------ EXERCISE INPUTS

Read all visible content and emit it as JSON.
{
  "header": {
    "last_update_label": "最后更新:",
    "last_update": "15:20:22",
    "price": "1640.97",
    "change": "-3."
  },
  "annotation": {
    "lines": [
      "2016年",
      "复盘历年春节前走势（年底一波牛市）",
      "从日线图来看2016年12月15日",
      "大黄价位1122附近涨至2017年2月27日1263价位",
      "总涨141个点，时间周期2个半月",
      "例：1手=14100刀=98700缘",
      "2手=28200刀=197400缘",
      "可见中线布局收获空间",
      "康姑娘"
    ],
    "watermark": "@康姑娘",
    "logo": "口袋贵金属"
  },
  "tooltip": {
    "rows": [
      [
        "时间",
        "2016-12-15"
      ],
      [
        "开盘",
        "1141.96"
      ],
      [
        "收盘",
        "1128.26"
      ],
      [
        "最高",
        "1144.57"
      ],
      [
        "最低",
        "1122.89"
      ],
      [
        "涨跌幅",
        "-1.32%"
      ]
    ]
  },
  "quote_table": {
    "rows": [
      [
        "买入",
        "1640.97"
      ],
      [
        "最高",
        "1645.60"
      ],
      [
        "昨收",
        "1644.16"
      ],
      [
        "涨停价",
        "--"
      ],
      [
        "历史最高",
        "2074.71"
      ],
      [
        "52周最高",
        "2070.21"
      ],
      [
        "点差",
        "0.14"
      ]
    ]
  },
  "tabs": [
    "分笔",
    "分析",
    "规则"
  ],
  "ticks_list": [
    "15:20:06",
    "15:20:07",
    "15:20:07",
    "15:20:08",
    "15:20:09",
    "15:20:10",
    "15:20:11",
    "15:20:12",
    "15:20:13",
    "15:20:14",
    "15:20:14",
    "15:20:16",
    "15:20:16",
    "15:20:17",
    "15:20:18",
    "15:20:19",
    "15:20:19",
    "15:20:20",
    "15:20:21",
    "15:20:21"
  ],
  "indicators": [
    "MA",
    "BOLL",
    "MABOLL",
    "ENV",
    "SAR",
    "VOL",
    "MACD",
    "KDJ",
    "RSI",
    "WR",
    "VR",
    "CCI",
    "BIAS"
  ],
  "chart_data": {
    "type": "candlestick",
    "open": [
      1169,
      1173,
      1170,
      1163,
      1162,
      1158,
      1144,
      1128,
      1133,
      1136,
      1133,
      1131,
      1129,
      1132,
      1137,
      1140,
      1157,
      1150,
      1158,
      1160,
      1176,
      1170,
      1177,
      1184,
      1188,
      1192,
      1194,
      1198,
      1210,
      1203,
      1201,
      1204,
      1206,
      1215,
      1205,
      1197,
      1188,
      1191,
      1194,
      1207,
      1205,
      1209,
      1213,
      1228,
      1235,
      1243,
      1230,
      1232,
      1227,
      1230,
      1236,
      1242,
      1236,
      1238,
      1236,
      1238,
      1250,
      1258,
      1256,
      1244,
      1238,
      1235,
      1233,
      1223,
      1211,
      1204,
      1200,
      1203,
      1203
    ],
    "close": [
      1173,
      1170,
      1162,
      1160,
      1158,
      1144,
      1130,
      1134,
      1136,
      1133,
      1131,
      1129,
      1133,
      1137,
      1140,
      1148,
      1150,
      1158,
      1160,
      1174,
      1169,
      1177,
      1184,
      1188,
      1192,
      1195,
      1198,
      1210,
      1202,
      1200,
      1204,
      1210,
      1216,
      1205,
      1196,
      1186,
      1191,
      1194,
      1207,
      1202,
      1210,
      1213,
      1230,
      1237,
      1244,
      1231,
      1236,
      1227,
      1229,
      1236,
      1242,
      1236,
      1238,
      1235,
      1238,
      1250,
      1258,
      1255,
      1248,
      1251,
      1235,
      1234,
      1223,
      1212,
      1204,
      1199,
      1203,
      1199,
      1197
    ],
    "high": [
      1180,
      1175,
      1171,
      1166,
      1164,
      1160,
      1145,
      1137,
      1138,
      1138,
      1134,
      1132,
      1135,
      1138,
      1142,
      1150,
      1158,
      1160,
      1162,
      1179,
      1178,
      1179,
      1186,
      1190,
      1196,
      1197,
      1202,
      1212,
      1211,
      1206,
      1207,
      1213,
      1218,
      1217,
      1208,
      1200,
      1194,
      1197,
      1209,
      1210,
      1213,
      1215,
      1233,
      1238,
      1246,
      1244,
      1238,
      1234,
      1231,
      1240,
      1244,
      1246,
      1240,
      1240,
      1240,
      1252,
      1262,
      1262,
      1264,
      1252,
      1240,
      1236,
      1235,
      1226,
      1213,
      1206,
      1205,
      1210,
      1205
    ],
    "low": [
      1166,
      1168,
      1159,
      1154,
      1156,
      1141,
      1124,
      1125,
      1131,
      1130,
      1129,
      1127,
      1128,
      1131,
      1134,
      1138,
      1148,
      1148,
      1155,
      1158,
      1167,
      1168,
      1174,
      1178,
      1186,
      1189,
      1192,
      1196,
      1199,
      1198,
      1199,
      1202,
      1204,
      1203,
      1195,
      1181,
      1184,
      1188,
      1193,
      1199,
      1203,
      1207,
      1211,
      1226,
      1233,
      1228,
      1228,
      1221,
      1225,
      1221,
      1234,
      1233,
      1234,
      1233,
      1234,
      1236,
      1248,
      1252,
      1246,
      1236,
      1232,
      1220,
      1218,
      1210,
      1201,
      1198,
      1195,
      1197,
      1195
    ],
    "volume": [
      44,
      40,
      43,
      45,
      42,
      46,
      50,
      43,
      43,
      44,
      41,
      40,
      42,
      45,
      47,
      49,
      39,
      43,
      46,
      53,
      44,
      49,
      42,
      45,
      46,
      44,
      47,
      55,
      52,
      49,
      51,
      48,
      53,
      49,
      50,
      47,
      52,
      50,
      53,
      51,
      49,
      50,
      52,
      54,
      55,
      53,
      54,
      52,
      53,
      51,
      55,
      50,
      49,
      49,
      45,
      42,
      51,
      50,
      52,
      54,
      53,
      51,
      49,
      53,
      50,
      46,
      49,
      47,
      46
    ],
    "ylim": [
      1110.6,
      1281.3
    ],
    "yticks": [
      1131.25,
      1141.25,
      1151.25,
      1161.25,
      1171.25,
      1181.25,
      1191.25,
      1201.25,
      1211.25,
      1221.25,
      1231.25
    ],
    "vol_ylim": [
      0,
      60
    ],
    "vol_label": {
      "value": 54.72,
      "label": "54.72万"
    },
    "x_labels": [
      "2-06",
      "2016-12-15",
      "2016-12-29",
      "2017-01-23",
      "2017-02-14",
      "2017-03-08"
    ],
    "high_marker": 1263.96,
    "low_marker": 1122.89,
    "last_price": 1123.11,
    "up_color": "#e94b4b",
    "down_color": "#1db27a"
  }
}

------------

YOUR TASK
Output every record above exactly as it appears.

EXERCISE RESULT
Read all visible content and emit it as JSON.
{
  "header": {
    "last_update_label": "最后更新:",
    "last_update": "15:20:22",
    "price": "1640.97",
    "change": "-3."
  },
  "annotation": {
    "lines": [
      "2016年",
      "复盘历年春节前走势（年底一波牛市）",
      "从日线图来看2016年12月15日",
      "大黄价位1122附近涨至2017年2月27日1263价位",
      "总涨141个点，时间周期2个半月",
      "例：1手=14100刀=98700缘",
      "2手=28200刀=197400缘",
      "可见中线布局收获空间",
      "康姑娘"
    ],
    "watermark": "@康姑娘",
    "logo": "口袋贵金属"
  },
  "tooltip": {
    "rows": [
      [
        "时间",
        "2016-12-15"
      ],
      [
        "开盘",
        "1141.96"
      ],
      [
        "收盘",
        "1128.26"
      ],
      [
        "最高",
        "1144.57"
      ],
      [
        "最低",
        "1122.89"
      ],
      [
        "涨跌幅",
        "-1.32%"
      ]
    ]
  },
  "quote_table": {
    "rows": [
      [
        "买入",
        "1640.97"
      ],
      [
        "最高",
        "1645.60"
      ],
      [
        "昨收",
        "1644.16"
      ],
      [
        "涨停价",
        "--"
      ],
      [
        "历史最高",
        "2074.71"
      ],
      [
        "52周最高",
        "2070.21"
      ],
      [
        "点差",
        "0.14"
      ]
    ]
  },
  "tabs": [
    "分笔",
    "分析",
    "规则"
  ],
  "ticks_list": [
    "15:20:06",
    "15:20:07",
    "15:20:07",
    "15:20:08",
    "15:20:09",
    "15:20:10",
    "15:20:11",
    "15:20:12",
    "15:20:13",
    "15:20:14",
    "15:20:14",
    "15:20:16",
    "15:20:16",
    "15:20:17",
    "15:20:18",
    "15:20:19",
    "15:20:19",
    "15:20:20",
    "15:20:21",
    "15:20:21"
  ],
  "indicators": [
    "MA",
    "BOLL",
    "MABOLL",
    "ENV",
    "SAR",
    "VOL",
    "MACD",
    "KDJ",
    "RSI",
    "WR",
    "VR",
    "CCI",
    "BIAS"
  ],
  "chart_data": {
    "type": "candlestick",
    "open": [
      1169,
      1173,
      1170,
      1163,
      1162,
      1158,
      1144,
      1128,
      1133,
      1136,
      1133,
      1131,
      1129,
      1132,
      1137,
      1140,
      1157,
      1150,
      1158,
      1160,
      1176,
      1170,
      1177,
      1184,
      1188,
      1192,
      1194,
      1198,
      1210,
      1203,
      1201,
      1204,
      1206,
      1215,
      1205,
      1197,
      1188,
      1191,
      1194,
      1207,
      1205,
      1209,
      1213,
      1228,
      1235,
      1243,
      1230,
      1232,
      1227,
      1230,
      1236,
      1242,
      1236,
      1238,
      1236,
      1238,
      1250,
      1258,
      1256,
      1244,
      1238,
      1235,
      1233,
      1223,
      1211,
      1204,
      1200,
      1203,
      1203
    ],
    "close": [
      1173,
      1170,
      1162,
      1160,
      1158,
      1144,
      1130,
      1134,
      1136,
      1133,
      1131,
      1129,
      1133,
      1137,
      1140,
      1148,
      1150,
      1158,
      1160,
      1174,
      1169,
      1177,
      1184,
      1188,
      1192,
      1195,
      1198,
      1210,
      1202,
      1200,
      1204,
      1210,
      1216,
      1205,
      1196,
      1186,
      1191,
      1194,
      1207,
      1202,
      1210,
      1213,
      1230,
      1237,
      1244,
      1231,
      1236,
      1227,
      1229,
      1236,
      1242,
      1236,
      1238,
      1235,
      1238,
      1250,
      1258,
      1255,
      1248,
      1251,
      1235,
      1234,
      1223,
      1212,
      1204,
      1199,
      1203,
      1199,
      1197
    ],
    "high": [
      1180,
      1175,
      1171,
      1166,
      1164,
      1160,
      1145,
      1137,
      1138,
      1138,
      1134,
      1132,
      1135,
      1138,
      1142,
      1150,
      1158,
      1160,
      1162,
      1179,
      1178,
      1179,
      1186,
      1190,
      1196,
      1197,
      1202,
      1212,
      1211,
      1206,
      1207,
      1213,
      1218,
      1217,
      1208,
      1200,
      1194,
      1197,
      1209,
      1210,
      1213,
      1215,
      1233,
      1238,
      1246,
      1244,
      1238,
      1234,
      1231,
      1240,
      1244,
      1246,
      1240,
      1240,
      1240,
      1252,
      1262,
      1262,
      1264,
      1252,
      1240,
      1236,
      1235,
      1226,
      1213,
      1206,
      1205,
      1210,
      1205
    ],
    "low": [
      1166,
      1168,
      1159,
      1154,
      1156,
      1141,
      1124,
      1125,
      1131,
      1130,
      1129,
      1127,
      1128,
      1131,
      1134,
      1138,
      1148,
      1148,
      1155,
      1158,
      1167,
      1168,
      1174,
      1178,
      1186,
      1189,
      1192,
      1196,
      1199,
      1198,
      1199,
      1202,
      1204,
      1203,
      1195,
      1181,
      1184,
      1188,
      1193,
      1199,
      1203,
      1207,
      1211,
      1226,
      1233,
      1228,
      1228,
      1221,
      1225,
      1221,
      1234,
      1233,
      1234,
      1233,
      1234,
      1236,
      1248,
      1252,
      1246,
      1236,
      1232,
      1220,
      1218,
      1210,
      1201,
      1198,
      1195,
      1197,
      1195
    ],
    "volume": [
      44,
      40,
      43,
      45,
      42,
      46,
      50,
      43,
      43,
      44,
      41,
      40,
      42,
      45,
      47,
      49,
      39,
      43,
      46,
      53,
      44,
      49,
      42,
      45,
      46,
      44,
      47,
      55,
      52,
      49,
      51,
      48,
      53,
      49,
      50,
      47,
      52,
      50,
      53,
      51,
      49,
      50,
      52,
      54,
      55,
      53,
      54,
      52,
      53,
      51,
      55,
      50,
      49,
      49,
      45,
      42,
      51,
      50,
      52,
      54,
      53,
      51,
      49,
      53,
      50,
      46,
      49,
      47,
      46
    ],
    "ylim": [
      1110.6,
      1281.3
    ],
    "yticks": [
      1131.25,
      1141.25,
      1151.25,
      1161.25,
      1171.25,
      1181.25,
      1191.25,
      1201.25,
      1211.25,
      1221.25,
      1231.25
    ],
    "vol_ylim": [
      0,
      60
    ],
    "vol_label": {
      "value": 54.72,
      "label": "54.72万"
    },
    "x_labels": [
      "2-06",
      "2016-12-15",
      "2016-12-29",
      "2017-01-23",
      "2017-02-14",
      "2017-03-08"
    ],
    "high_marker": 1263.96,
    "low_marker": 1122.89,
    "last_price": 1123.11,
    "up_color": "#e94b4b",
    "down_color": "#1db27a"
  }
}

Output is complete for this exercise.